Directions for this task:
All lines from the one with "Give me a plain-text" to the end need to be copied exactly, with nothing before them.

***** Data

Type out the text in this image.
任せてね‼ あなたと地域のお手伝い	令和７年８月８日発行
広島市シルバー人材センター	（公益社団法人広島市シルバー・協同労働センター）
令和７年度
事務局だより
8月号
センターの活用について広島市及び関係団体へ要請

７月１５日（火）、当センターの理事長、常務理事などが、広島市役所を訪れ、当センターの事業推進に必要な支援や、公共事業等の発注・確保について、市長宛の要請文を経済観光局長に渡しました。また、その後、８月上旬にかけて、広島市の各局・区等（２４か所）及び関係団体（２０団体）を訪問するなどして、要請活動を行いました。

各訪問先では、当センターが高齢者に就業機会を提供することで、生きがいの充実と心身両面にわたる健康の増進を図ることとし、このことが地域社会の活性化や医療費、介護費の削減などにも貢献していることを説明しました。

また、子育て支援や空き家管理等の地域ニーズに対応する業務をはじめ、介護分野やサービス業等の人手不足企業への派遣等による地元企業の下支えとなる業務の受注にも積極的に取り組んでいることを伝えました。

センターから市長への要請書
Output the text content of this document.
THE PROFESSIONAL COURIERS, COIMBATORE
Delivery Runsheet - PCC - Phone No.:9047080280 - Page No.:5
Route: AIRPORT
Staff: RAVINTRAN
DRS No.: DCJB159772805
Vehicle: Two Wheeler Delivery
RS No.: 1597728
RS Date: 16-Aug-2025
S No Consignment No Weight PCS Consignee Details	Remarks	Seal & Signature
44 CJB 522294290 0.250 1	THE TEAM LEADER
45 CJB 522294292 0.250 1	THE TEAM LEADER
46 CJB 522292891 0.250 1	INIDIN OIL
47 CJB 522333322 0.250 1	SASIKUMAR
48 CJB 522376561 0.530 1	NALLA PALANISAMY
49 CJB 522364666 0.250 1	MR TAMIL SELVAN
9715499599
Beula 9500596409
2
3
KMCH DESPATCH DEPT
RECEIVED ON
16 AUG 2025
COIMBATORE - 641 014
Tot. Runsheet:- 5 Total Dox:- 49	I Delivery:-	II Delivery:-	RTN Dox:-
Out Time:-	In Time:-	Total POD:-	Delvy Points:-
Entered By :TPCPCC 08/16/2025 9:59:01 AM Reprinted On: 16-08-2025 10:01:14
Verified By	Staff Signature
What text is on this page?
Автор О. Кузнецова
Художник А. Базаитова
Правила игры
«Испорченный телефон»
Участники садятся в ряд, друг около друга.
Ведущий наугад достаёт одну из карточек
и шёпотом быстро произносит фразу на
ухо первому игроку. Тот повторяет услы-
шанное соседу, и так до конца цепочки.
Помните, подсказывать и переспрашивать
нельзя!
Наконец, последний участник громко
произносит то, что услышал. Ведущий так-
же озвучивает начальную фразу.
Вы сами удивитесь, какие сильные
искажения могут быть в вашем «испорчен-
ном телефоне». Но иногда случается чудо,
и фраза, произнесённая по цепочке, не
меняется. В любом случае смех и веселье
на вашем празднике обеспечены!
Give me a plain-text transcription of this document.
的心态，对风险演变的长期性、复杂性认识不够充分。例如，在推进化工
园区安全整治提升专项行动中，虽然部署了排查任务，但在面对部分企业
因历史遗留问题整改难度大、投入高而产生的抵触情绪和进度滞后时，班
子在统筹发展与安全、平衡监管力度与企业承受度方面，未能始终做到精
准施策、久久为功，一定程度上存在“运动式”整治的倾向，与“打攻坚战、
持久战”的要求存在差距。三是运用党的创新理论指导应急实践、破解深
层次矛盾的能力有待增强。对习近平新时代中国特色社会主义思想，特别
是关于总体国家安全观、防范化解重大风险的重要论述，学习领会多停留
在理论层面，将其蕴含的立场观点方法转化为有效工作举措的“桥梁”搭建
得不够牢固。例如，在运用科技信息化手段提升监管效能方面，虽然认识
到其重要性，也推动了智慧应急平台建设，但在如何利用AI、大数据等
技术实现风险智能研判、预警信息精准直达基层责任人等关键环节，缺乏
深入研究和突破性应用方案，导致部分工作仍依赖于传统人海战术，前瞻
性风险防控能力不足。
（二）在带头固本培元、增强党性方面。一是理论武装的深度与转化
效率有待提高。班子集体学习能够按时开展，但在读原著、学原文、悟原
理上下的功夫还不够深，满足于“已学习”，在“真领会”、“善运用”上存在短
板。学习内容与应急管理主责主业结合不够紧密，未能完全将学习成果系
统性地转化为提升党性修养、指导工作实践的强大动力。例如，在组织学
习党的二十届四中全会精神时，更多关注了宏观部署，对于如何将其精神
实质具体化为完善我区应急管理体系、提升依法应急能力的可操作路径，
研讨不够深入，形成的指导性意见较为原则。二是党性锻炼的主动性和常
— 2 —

**********

Written response:
Give me a plain-text transcription of this document.
的心态，对风险演变的长期性、复杂性认识不够充分。例如，在推进化工
园区安全整治提升专项行动中，虽然部署了排查任务，但在面对部分企业
因历史遗留问题整改难度大、投入高而产生的抵触情绪和进度滞后时，班
子在统筹发展与安全、平衡监管力度与企业承受度方面，未能始终做到精
准施策、久久为功，一定程度上存在“运动式”整治的倾向，与“打攻坚战、
持久战”的要求存在差距。三是运用党的创新理论指导应急实践、破解深
层次矛盾的能力有待增强。对习近平新时代中国特色社会主义思想，特别
是关于总体国家安全观、防范化解重大风险的重要论述，学习领会多停留
在理论层面，将其蕴含的立场观点方法转化为有效工作举措的“桥梁”搭建
得不够牢固。例如，在运用科技信息化手段提升监管效能方面，虽然认识
到其重要性，也推动了智慧应急平台建设，但在如何利用AI、大数据等
技术实现风险智能研判、预警信息精准直达基层责任人等关键环节，缺乏
深入研究和突破性应用方案，导致部分工作仍依赖于传统人海战术，前瞻
性风险防控能力不足。
（二）在带头固本培元、增强党性方面。一是理论武装的深度与转化
效率有待提高。班子集体学习能够按时开展，但在读原著、学原文、悟原
理上下的功夫还不够深，满足于“已学习”，在“真领会”、“善运用”上存在短
板。学习内容与应急管理主责主业结合不够紧密，未能完全将学习成果系
统性地转化为提升党性修养、指导工作实践的强大动力。例如，在组织学
习党的二十届四中全会精神时，更多关注了宏观部署，对于如何将其精神
实质具体化为完善我区应急管理体系、提升依法应急能力的可操作路径，
研讨不够深入，形成的指导性意见较为原则。二是党性锻炼的主动性和常
— 2 —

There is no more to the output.